/---

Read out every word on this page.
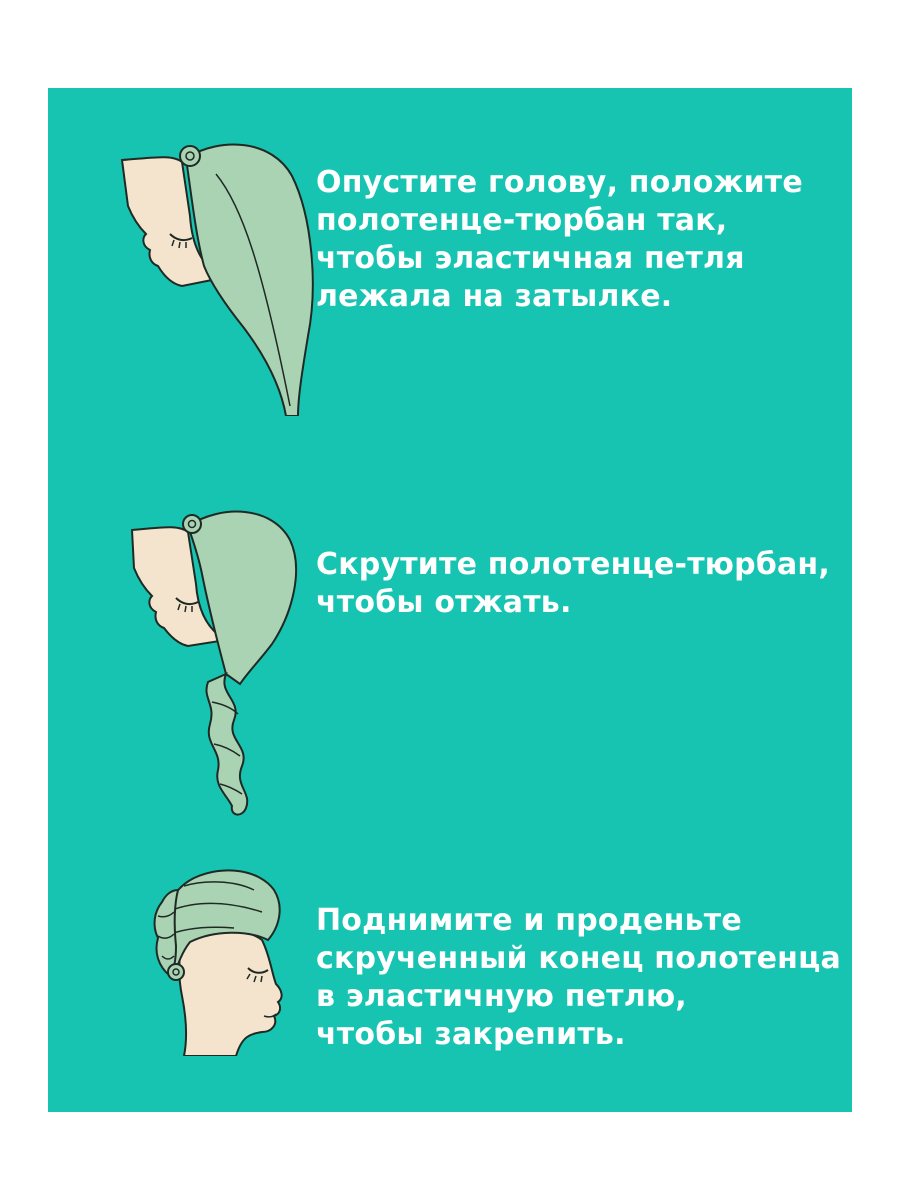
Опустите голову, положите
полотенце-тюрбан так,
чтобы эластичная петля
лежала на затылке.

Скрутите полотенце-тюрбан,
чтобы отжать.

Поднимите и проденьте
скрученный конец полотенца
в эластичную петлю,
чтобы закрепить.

\---
/---

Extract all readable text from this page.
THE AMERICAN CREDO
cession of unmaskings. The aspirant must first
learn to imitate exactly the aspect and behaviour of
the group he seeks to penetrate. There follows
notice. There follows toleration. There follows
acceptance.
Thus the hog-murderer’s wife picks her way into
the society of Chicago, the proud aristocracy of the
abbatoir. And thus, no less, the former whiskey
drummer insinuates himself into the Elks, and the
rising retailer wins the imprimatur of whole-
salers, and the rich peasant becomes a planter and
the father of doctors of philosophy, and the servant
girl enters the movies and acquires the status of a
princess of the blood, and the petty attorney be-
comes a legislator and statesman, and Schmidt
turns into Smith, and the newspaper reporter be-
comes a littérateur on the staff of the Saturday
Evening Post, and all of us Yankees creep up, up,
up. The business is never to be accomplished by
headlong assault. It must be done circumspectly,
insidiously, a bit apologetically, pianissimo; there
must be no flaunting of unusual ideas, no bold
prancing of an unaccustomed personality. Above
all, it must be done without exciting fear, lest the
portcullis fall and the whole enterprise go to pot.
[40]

\---
/---

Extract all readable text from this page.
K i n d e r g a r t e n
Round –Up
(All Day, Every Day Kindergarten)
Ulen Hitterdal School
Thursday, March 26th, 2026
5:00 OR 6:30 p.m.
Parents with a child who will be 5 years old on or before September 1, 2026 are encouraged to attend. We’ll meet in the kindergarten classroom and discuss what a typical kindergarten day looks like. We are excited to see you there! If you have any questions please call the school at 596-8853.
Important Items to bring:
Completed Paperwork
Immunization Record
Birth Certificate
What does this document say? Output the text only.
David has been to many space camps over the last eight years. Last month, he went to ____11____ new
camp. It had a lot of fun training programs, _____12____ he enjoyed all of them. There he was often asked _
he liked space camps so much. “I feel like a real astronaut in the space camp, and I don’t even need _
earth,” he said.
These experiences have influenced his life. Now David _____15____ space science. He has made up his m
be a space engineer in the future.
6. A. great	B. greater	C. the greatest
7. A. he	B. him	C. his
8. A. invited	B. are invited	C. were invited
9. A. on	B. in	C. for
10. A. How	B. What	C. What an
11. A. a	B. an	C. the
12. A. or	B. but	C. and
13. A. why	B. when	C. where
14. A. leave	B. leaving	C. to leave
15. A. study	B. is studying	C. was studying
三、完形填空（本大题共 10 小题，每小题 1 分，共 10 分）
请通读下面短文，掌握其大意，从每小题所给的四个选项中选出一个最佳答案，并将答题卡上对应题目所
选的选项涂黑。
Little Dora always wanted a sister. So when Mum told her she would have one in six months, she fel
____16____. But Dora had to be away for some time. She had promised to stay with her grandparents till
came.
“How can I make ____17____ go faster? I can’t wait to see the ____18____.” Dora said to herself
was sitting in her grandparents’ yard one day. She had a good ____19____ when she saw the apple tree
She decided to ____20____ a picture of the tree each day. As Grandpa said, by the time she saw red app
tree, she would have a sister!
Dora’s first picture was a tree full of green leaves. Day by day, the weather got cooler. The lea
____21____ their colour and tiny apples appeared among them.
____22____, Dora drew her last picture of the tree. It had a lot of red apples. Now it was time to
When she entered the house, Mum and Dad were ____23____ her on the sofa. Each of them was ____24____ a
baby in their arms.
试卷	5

\---

Written problem:
Whenever "apples" turns up in a line, pick that line out.

Solution to this task:
____21____ their colour and tiny apples appeared among them.
____22____, Dora drew her last picture of the tree. It had a lot of red apples. Now it was time to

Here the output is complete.